__TO DO__
Extract the lines that hold the string "wall".

__Records excerpted from a collection__
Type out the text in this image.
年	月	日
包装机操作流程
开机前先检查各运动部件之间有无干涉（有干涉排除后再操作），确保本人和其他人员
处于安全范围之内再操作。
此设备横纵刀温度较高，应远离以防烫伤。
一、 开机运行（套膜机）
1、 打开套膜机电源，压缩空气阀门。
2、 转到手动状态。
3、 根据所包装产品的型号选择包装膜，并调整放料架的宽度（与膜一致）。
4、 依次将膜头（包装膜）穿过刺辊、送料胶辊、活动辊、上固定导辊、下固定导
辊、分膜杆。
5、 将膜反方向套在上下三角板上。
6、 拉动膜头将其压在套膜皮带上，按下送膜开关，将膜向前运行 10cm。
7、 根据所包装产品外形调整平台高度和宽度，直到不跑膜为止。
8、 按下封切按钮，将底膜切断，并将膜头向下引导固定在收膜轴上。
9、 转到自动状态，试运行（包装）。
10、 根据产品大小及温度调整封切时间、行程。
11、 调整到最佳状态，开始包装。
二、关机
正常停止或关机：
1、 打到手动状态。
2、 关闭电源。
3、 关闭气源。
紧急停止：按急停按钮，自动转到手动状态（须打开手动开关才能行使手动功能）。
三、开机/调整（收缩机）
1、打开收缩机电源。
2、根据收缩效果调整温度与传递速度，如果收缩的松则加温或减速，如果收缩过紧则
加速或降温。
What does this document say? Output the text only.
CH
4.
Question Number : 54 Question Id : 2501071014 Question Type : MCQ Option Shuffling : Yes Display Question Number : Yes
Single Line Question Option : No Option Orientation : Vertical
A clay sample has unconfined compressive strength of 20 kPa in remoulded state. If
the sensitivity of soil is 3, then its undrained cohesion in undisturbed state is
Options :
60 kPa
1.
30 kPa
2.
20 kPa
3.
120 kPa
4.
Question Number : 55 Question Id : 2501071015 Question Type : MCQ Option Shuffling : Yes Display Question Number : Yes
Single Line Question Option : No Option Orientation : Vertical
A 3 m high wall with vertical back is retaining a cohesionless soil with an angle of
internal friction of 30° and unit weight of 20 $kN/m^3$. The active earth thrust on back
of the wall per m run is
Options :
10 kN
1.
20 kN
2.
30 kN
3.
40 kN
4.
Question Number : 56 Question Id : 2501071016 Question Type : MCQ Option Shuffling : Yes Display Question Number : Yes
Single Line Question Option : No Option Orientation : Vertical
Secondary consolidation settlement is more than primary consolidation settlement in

__WRITTEN ANSWER__
A 3 m high wall with vertical back is retaining a cohesionless soil with an angle of
of the wall per m run is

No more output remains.